Aim of the task =>
Transcribe the records below exactly as they appear.
====== Input ======
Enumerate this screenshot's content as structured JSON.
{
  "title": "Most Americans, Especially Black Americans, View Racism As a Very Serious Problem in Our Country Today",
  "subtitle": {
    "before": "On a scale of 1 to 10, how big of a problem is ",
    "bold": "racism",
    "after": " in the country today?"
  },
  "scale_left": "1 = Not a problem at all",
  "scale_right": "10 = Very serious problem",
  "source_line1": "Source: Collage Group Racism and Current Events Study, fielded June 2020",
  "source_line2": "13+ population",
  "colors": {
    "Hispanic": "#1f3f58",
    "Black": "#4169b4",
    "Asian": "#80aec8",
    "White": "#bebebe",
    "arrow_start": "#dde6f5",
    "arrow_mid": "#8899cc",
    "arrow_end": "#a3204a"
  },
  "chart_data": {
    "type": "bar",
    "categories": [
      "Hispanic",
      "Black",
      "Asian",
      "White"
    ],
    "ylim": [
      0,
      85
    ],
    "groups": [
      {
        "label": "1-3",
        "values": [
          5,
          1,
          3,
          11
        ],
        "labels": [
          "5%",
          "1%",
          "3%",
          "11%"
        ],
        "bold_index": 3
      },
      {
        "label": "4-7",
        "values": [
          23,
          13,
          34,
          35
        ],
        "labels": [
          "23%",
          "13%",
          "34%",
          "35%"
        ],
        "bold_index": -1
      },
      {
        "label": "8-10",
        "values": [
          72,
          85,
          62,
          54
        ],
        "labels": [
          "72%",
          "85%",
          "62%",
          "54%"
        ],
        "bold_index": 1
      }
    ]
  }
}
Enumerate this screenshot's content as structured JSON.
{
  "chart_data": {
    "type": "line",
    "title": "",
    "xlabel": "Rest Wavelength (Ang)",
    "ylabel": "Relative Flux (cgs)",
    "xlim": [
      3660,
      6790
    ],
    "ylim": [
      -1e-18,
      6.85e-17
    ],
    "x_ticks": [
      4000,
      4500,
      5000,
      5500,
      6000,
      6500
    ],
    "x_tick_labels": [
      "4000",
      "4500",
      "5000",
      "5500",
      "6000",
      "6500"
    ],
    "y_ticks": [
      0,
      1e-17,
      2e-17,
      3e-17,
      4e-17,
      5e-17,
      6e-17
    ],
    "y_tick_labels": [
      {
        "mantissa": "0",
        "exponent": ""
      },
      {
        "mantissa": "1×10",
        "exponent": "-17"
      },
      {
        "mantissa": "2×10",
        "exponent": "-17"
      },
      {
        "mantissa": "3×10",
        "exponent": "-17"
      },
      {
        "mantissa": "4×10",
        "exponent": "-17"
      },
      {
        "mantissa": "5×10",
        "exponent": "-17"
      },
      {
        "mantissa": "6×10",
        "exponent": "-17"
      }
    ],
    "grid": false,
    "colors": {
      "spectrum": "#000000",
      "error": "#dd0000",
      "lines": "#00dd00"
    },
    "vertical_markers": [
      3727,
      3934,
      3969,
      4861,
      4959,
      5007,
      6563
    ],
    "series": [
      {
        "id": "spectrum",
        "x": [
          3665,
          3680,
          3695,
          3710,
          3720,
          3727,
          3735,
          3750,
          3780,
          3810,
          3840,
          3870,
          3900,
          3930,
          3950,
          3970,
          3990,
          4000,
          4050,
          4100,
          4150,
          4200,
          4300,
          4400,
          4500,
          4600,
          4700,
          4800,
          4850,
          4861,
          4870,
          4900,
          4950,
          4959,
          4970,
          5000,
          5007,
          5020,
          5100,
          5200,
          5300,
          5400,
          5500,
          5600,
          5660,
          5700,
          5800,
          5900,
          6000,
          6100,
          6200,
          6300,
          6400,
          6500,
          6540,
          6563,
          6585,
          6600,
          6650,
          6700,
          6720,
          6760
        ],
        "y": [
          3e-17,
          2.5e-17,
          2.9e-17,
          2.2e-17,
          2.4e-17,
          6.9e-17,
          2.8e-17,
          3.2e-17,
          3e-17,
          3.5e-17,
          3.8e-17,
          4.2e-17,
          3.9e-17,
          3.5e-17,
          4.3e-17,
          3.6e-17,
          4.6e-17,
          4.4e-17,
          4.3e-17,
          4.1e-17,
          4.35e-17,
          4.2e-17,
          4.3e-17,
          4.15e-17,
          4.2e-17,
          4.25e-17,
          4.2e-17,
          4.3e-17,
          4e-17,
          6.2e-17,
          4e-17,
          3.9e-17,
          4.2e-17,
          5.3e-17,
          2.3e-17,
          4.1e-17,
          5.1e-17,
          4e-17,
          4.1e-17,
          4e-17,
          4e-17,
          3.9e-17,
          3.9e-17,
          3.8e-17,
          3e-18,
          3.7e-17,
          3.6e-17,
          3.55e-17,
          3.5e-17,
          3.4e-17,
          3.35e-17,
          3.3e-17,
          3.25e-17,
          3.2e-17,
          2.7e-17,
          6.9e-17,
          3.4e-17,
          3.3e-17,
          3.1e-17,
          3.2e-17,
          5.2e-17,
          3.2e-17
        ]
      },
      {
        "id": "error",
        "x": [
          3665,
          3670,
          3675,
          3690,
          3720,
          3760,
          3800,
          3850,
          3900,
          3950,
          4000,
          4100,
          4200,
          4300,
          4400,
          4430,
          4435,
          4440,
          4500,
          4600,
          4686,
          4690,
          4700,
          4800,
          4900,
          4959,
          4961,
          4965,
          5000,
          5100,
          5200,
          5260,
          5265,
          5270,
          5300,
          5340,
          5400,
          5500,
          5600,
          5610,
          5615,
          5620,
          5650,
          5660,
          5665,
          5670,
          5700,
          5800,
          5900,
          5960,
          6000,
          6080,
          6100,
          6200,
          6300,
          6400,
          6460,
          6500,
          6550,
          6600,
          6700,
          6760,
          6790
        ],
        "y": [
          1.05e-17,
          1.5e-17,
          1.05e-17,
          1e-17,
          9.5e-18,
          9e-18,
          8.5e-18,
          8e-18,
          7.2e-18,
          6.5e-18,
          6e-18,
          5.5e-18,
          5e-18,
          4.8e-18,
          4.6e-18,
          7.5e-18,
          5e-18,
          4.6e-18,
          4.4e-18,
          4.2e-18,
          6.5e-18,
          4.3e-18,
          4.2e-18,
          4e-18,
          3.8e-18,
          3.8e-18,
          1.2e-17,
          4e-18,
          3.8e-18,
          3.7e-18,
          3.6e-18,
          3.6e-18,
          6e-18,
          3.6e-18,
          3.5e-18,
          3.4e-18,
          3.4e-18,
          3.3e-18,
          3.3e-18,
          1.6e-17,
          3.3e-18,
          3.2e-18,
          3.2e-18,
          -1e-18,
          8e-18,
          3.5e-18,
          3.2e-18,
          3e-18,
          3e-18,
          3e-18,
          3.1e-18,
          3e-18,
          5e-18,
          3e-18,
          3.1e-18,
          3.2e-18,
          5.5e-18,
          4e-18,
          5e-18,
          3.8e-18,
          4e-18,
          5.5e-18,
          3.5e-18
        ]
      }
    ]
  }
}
======
Full answer =>
Enumerate this screenshot's content as structured JSON.
{
  "title": "Most Americans, Especially Black Americans, View Racism As a Very Serious Problem in Our Country Today",
  "subtitle": {
    "before": "On a scale of 1 to 10, how big of a problem is ",
    "bold": "racism",
    "after": " in the country today?"
  },
  "scale_left": "1 = Not a problem at all",
  "scale_right": "10 = Very serious problem",
  "source_line1": "Source: Collage Group Racism and Current Events Study, fielded June 2020",
  "source_line2": "13+ population",
  "colors": {
    "Hispanic": "#1f3f58",
    "Black": "#4169b4",
    "Asian": "#80aec8",
    "White": "#bebebe",
    "arrow_start": "#dde6f5",
    "arrow_mid": "#8899cc",
    "arrow_end": "#a3204a"
  },
  "chart_data": {
    "type": "bar",
    "categories": [
      "Hispanic",
      "Black",
      "Asian",
      "White"
    ],
    "ylim": [
      0,
      85
    ],
    "groups": [
      {
        "label": "1-3",
        "values": [
          5,
          1,
          3,
          11
        ],
        "labels": [
          "5%",
          "1%",
          "3%",
          "11%"
        ],
        "bold_index": 3
      },
      {
        "label": "4-7",
        "values": [
          23,
          13,
          34,
          35
        ],
        "labels": [
          "23%",
          "13%",
          "34%",
          "35%"
        ],
        "bold_index": -1
      },
      {
        "label": "8-10",
        "values": [
          72,
          85,
          62,
          54
        ],
        "labels": [
          "72%",
          "85%",
          "62%",
          "54%"
        ],
        "bold_index": 1
      }
    ]
  }
}
Enumerate this screenshot's content as structured JSON.
{
  "chart_data": {
    "type": "line",
    "title": "",
    "xlabel": "Rest Wavelength (Ang)",
    "ylabel": "Relative Flux (cgs)",
    "xlim": [
      3660,
      6790
    ],
    "ylim": [
      -1e-18,
      6.85e-17
    ],
    "x_ticks": [
      4000,
      4500,
      5000,
      5500,
      6000,
      6500
    ],
    "x_tick_labels": [
      "4000",
      "4500",
      "5000",
      "5500",
      "6000",
      "6500"
    ],
    "y_ticks": [
      0,
      1e-17,
      2e-17,
      3e-17,
      4e-17,
      5e-17,
      6e-17
    ],
    "y_tick_labels": [
      {
        "mantissa": "0",
        "exponent": ""
      },
      {
        "mantissa": "1×10",
        "exponent": "-17"
      },
      {
        "mantissa": "2×10",
        "exponent": "-17"
      },
      {
        "mantissa": "3×10",
        "exponent": "-17"
      },
      {
        "mantissa": "4×10",
        "exponent": "-17"
      },
      {
        "mantissa": "5×10",
        "exponent": "-17"
      },
      {
        "mantissa": "6×10",
        "exponent": "-17"
      }
    ],
    "grid": false,
    "colors": {
      "spectrum": "#000000",
      "error": "#dd0000",
      "lines": "#00dd00"
    },
    "vertical_markers": [
      3727,
      3934,
      3969,
      4861,
      4959,
      5007,
      6563
    ],
    "series": [
      {
        "id": "spectrum",
        "x": [
          3665,
          3680,
          3695,
          3710,
          3720,
          3727,
          3735,
          3750,
          3780,
          3810,
          3840,
          3870,
          3900,
          3930,
          3950,
          3970,
          3990,
          4000,
          4050,
          4100,
          4150,
          4200,
          4300,
          4400,
          4500,
          4600,
          4700,
          4800,
          4850,
          4861,
          4870,
          4900,
          4950,
          4959,
          4970,
          5000,
          5007,
          5020,
          5100,
          5200,
          5300,
          5400,
          5500,
          5600,
          5660,
          5700,
          5800,
          5900,
          6000,
          6100,
          6200,
          6300,
          6400,
          6500,
          6540,
          6563,
          6585,
          6600,
          6650,
          6700,
          6720,
          6760
        ],
        "y": [
          3e-17,
          2.5e-17,
          2.9e-17,
          2.2e-17,
          2.4e-17,
          6.9e-17,
          2.8e-17,
          3.2e-17,
          3e-17,
          3.5e-17,
          3.8e-17,
          4.2e-17,
          3.9e-17,
          3.5e-17,
          4.3e-17,
          3.6e-17,
          4.6e-17,
          4.4e-17,
          4.3e-17,
          4.1e-17,
          4.35e-17,
          4.2e-17,
          4.3e-17,
          4.15e-17,
          4.2e-17,
          4.25e-17,
          4.2e-17,
          4.3e-17,
          4e-17,
          6.2e-17,
          4e-17,
          3.9e-17,
          4.2e-17,
          5.3e-17,
          2.3e-17,
          4.1e-17,
          5.1e-17,
          4e-17,
          4.1e-17,
          4e-17,
          4e-17,
          3.9e-17,
          3.9e-17,
          3.8e-17,
          3e-18,
          3.7e-17,
          3.6e-17,
          3.55e-17,
          3.5e-17,
          3.4e-17,
          3.35e-17,
          3.3e-17,
          3.25e-17,
          3.2e-17,
          2.7e-17,
          6.9e-17,
          3.4e-17,
          3.3e-17,
          3.1e-17,
          3.2e-17,
          5.2e-17,
          3.2e-17
        ]
      },
      {
        "id": "error",
        "x": [
          3665,
          3670,
          3675,
          3690,
          3720,
          3760,
          3800,
          3850,
          3900,
          3950,
          4000,
          4100,
          4200,
          4300,
          4400,
          4430,
          4435,
          4440,
          4500,
          4600,
          4686,
          4690,
          4700,
          4800,
          4900,
          4959,
          4961,
          4965,
          5000,
          5100,
          5200,
          5260,
          5265,
          5270,
          5300,
          5340,
          5400,
          5500,
          5600,
          5610,
          5615,
          5620,
          5650,
          5660,
          5665,
          5670,
          5700,
          5800,
          5900,
          5960,
          6000,
          6080,
          6100,
          6200,
          6300,
          6400,
          6460,
          6500,
          6550,
          6600,
          6700,
          6760,
          6790
        ],
        "y": [
          1.05e-17,
          1.5e-17,
          1.05e-17,
          1e-17,
          9.5e-18,
          9e-18,
          8.5e-18,
          8e-18,
          7.2e-18,
          6.5e-18,
          6e-18,
          5.5e-18,
          5e-18,
          4.8e-18,
          4.6e-18,
          7.5e-18,
          5e-18,
          4.6e-18,
          4.4e-18,
          4.2e-18,
          6.5e-18,
          4.3e-18,
          4.2e-18,
          4e-18,
          3.8e-18,
          3.8e-18,
          1.2e-17,
          4e-18,
          3.8e-18,
          3.7e-18,
          3.6e-18,
          3.6e-18,
          6e-18,
          3.6e-18,
          3.5e-18,
          3.4e-18,
          3.4e-18,
          3.3e-18,
          3.3e-18,
          1.6e-17,
          3.3e-18,
          3.2e-18,
          3.2e-18,
          -1e-18,
          8e-18,
          3.5e-18,
          3.2e-18,
          3e-18,
          3e-18,
          3e-18,
          3.1e-18,
          3e-18,
          5e-18,
          3e-18,
          3.1e-18,
          3.2e-18,
          5.5e-18,
          4e-18,
          5e-18,
          3.8e-18,
          4e-18,
          5.5e-18,
          3.5e-18
        ]
      }
    ]
  }
}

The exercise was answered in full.